START Input data

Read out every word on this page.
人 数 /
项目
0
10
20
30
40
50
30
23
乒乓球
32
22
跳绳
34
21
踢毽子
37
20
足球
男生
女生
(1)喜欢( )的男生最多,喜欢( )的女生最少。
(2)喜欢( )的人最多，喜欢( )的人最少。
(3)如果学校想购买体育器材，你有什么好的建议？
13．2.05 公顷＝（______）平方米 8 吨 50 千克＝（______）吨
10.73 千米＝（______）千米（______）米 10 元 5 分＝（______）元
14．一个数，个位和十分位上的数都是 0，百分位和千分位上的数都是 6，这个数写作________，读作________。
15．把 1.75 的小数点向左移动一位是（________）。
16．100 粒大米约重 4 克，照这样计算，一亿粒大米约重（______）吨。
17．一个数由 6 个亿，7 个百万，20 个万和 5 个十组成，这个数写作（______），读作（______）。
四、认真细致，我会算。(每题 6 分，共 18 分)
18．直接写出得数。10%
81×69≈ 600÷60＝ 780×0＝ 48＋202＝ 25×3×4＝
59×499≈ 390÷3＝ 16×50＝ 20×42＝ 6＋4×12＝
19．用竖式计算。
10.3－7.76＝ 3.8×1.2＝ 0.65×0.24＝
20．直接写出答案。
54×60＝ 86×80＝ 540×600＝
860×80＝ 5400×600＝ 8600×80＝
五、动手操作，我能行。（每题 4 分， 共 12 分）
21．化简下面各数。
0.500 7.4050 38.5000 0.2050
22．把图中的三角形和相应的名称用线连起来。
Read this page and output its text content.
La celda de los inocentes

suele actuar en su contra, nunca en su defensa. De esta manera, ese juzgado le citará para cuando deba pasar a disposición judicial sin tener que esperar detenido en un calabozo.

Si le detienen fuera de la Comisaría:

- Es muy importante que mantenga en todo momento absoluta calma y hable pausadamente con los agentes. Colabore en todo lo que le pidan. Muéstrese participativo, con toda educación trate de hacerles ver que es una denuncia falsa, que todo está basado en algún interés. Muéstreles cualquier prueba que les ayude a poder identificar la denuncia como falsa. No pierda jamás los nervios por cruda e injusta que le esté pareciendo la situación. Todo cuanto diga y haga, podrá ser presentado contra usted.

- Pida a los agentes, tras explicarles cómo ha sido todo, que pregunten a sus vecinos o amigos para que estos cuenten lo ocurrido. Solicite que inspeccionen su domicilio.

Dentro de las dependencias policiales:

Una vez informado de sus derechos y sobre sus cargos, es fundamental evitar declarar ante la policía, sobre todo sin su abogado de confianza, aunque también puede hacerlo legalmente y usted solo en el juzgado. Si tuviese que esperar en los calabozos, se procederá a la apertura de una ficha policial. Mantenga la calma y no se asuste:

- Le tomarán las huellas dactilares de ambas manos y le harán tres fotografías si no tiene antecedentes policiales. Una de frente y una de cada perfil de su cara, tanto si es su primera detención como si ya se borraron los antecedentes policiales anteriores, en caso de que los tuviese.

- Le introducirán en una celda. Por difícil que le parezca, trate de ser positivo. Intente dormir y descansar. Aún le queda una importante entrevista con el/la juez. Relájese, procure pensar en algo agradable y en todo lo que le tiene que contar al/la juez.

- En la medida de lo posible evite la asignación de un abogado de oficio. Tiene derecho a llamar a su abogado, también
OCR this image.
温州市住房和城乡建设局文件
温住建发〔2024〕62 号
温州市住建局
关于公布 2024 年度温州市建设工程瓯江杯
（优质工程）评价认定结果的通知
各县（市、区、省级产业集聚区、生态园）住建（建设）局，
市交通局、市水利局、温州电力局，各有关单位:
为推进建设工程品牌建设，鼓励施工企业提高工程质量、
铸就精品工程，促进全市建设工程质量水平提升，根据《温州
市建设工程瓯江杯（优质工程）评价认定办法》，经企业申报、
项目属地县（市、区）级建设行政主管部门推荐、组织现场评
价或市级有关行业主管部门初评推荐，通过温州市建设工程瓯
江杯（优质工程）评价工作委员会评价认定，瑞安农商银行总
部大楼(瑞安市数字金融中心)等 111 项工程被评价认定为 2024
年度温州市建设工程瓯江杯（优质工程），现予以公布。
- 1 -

END Input data

__Aim of the exercise__: Copy and report every line where the word "优质工程" is present.

__Complete output__:
（优质工程）评价认定结果的通知
市建设工程瓯江杯（优质工程）评价认定办法》，经企业申报、
江杯（优质工程）评价工作委员会评价认定，瑞安农商银行总
年度温州市建设工程瓯江杯（优质工程），现予以公布。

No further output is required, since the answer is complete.